## [What to do]
In full and without deviation, write out the entries that follow.

Collection entries
# # # # # # #
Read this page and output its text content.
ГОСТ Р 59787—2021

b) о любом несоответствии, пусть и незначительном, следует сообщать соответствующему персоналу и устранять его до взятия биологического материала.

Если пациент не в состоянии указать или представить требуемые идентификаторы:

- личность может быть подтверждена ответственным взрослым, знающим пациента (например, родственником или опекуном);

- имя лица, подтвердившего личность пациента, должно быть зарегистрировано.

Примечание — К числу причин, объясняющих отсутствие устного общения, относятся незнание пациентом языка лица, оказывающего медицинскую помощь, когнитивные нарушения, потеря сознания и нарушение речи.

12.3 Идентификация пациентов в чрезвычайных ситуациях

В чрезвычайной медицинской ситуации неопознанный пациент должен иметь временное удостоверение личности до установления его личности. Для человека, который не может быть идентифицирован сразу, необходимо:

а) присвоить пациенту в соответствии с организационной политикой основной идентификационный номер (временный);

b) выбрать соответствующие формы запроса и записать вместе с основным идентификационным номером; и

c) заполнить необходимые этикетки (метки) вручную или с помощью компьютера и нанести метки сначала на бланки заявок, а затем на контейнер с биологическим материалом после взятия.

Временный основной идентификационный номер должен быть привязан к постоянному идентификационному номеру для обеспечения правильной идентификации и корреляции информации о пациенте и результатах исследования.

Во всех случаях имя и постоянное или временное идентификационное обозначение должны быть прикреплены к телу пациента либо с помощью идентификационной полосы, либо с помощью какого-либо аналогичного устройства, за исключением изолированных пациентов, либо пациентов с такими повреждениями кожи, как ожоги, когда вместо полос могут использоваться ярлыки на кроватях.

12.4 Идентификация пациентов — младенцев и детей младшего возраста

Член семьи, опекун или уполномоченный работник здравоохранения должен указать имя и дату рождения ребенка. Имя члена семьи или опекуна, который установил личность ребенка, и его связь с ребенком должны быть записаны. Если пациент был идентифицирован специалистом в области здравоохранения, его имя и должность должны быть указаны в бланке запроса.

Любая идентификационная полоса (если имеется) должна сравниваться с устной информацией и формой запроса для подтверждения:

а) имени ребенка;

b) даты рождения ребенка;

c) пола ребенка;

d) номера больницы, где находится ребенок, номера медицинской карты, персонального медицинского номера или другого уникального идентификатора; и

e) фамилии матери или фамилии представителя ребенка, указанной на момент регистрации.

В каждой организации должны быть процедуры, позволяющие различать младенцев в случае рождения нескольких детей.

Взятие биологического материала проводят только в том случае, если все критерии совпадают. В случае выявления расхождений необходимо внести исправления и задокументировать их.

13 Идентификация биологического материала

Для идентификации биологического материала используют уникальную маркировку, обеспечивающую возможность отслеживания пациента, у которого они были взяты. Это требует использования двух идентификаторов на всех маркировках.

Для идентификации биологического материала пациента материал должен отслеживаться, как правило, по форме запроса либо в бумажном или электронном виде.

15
# # # # # # #
## [Written response]
Read this page and output its text content.
ГОСТ Р 59787—2021

b) о любом несоответствии, пусть и незначительном, следует сообщать соответствующему персоналу и устранять его до взятия биологического материала.

Если пациент не в состоянии указать или представить требуемые идентификаторы:

- личность может быть подтверждена ответственным взрослым, знающим пациента (например, родственником или опекуном);

- имя лица, подтвердившего личность пациента, должно быть зарегистрировано.

Примечание — К числу причин, объясняющих отсутствие устного общения, относятся незнание пациентом языка лица, оказывающего медицинскую помощь, когнитивные нарушения, потеря сознания и нарушение речи.

12.3 Идентификация пациентов в чрезвычайных ситуациях

В чрезвычайной медицинской ситуации неопознанный пациент должен иметь временное удостоверение личности до установления его личности. Для человека, который не может быть идентифицирован сразу, необходимо:

а) присвоить пациенту в соответствии с организационной политикой основной идентификационный номер (временный);

b) выбрать соответствующие формы запроса и записать вместе с основным идентификационным номером; и

c) заполнить необходимые этикетки (метки) вручную или с помощью компьютера и нанести метки сначала на бланки заявок, а затем на контейнер с биологическим материалом после взятия.

Временный основной идентификационный номер должен быть привязан к постоянному идентификационному номеру для обеспечения правильной идентификации и корреляции информации о пациенте и результатах исследования.

Во всех случаях имя и постоянное или временное идентификационное обозначение должны быть прикреплены к телу пациента либо с помощью идентификационной полосы, либо с помощью какого-либо аналогичного устройства, за исключением изолированных пациентов, либо пациентов с такими повреждениями кожи, как ожоги, когда вместо полос могут использоваться ярлыки на кроватях.

12.4 Идентификация пациентов — младенцев и детей младшего возраста

Член семьи, опекун или уполномоченный работник здравоохранения должен указать имя и дату рождения ребенка. Имя члена семьи или опекуна, который установил личность ребенка, и его связь с ребенком должны быть записаны. Если пациент был идентифицирован специалистом в области здравоохранения, его имя и должность должны быть указаны в бланке запроса.

Любая идентификационная полоса (если имеется) должна сравниваться с устной информацией и формой запроса для подтверждения:

а) имени ребенка;

b) даты рождения ребенка;

c) пола ребенка;

d) номера больницы, где находится ребенок, номера медицинской карты, персонального медицинского номера или другого уникального идентификатора; и

e) фамилии матери или фамилии представителя ребенка, указанной на момент регистрации.

В каждой организации должны быть процедуры, позволяющие различать младенцев в случае рождения нескольких детей.

Взятие биологического материала проводят только в том случае, если все критерии совпадают. В случае выявления расхождений необходимо внести исправления и задокументировать их.

13 Идентификация биологического материала

Для идентификации биологического материала используют уникальную маркировку, обеспечивающую возможность отслеживания пациента, у которого они были взяты. Это требует использования двух идентификаторов на всех маркировках.

Для идентификации биологического материала пациента материал должен отслеживаться, как правило, по форме запроса либо в бумажном или электронном виде.

15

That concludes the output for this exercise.